╭──

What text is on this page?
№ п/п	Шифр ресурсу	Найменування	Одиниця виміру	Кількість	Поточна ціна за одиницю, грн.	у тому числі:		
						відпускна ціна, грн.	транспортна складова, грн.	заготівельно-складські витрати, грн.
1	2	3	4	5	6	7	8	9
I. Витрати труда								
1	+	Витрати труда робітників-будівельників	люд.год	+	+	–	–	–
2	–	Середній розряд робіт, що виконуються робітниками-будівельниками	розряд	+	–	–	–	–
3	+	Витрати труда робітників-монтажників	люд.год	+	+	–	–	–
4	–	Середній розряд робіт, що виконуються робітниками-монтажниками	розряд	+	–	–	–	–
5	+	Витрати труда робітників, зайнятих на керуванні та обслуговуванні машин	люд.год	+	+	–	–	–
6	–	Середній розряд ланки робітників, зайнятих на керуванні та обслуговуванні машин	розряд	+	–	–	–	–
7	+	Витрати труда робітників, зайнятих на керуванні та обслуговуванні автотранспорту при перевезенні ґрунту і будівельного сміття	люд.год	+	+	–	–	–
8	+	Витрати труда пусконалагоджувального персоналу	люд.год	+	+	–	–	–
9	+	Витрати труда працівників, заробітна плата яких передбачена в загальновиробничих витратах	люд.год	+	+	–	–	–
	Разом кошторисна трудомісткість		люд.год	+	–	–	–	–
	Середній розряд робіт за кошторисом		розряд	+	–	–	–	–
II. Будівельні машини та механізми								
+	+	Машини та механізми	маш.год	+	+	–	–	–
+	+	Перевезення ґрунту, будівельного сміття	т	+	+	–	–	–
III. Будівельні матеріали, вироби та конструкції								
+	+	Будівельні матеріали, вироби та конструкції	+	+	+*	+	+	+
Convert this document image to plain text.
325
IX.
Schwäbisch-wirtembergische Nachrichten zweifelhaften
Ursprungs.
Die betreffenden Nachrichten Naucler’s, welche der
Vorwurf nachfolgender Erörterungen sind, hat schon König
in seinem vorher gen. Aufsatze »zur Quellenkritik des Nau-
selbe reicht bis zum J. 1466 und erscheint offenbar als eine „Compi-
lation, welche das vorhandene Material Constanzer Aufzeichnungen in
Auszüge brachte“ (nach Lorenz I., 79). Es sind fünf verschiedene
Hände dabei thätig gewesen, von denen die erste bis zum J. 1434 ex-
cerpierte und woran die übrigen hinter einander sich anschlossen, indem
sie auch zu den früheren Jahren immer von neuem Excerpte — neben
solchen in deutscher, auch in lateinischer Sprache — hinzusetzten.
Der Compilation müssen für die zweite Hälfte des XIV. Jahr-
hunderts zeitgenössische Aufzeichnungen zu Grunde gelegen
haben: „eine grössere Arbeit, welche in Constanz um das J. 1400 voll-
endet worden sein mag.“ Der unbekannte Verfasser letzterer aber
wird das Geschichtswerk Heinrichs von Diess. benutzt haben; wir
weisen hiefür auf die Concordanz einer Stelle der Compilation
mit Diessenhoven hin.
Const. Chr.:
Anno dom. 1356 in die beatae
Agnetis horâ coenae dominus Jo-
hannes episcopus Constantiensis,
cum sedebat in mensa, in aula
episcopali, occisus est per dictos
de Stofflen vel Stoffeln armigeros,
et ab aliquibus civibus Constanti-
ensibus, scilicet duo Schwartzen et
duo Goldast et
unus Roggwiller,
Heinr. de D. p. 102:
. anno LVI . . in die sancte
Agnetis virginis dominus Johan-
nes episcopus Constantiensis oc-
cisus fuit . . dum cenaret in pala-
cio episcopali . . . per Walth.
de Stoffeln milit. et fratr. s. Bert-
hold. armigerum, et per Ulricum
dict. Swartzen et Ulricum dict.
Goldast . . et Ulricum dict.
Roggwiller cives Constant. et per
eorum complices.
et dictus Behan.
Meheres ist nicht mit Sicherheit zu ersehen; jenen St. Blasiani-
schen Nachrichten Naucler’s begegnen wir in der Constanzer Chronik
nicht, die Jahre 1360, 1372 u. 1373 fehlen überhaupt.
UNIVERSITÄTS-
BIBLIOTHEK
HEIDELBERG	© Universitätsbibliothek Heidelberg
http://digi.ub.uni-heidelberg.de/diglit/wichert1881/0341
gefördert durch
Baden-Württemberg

╰──
╭──

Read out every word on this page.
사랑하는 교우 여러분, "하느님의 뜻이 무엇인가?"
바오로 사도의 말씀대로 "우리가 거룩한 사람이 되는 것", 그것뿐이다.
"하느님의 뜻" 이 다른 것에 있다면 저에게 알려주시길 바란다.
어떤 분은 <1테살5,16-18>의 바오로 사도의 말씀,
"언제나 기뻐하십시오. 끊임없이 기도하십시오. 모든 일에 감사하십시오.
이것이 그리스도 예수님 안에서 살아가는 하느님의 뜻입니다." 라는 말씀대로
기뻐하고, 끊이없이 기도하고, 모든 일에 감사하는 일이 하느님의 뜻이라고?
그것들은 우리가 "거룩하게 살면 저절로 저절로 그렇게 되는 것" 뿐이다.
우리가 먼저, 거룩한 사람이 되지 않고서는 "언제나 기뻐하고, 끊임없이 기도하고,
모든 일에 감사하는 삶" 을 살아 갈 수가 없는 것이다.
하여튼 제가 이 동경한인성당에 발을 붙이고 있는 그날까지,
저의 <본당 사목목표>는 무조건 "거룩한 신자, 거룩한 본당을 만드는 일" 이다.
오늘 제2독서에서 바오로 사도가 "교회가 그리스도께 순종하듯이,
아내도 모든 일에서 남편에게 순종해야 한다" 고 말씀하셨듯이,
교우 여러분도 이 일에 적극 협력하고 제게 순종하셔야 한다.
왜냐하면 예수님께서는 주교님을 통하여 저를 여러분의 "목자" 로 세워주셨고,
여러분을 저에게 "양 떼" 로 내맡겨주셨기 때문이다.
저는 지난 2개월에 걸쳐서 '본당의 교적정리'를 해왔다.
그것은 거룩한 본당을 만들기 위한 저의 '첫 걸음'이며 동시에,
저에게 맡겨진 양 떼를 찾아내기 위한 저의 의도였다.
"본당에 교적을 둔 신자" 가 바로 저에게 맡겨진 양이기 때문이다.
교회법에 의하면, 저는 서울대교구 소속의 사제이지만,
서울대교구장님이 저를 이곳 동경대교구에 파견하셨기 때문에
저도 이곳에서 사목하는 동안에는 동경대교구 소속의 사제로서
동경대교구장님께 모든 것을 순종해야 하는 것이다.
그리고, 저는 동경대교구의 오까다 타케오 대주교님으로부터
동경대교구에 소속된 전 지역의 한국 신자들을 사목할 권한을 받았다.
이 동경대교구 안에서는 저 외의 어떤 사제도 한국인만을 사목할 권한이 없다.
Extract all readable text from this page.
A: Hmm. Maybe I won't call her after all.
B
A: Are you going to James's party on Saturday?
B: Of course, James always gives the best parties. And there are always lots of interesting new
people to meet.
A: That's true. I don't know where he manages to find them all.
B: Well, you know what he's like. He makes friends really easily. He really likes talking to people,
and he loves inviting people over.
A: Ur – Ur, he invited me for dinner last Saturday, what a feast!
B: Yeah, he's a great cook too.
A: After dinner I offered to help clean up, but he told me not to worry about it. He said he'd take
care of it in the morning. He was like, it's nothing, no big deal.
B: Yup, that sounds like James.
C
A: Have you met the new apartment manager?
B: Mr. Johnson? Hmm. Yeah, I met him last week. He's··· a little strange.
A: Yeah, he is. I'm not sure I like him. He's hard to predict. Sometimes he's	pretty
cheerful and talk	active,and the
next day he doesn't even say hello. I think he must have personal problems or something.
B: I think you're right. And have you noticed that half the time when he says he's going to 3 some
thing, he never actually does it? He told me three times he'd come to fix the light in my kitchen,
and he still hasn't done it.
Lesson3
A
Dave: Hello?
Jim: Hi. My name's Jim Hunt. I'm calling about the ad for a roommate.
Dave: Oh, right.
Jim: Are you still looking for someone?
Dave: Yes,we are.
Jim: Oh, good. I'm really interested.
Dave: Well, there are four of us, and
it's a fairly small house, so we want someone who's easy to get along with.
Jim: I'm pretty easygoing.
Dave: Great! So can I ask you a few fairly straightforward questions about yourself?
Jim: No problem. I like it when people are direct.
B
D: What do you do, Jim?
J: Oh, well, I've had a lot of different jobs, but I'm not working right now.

╰──

### What to do:
Above are some records. Count the lines among them with the word "Naucler", and answer with the number only.

### The output:
2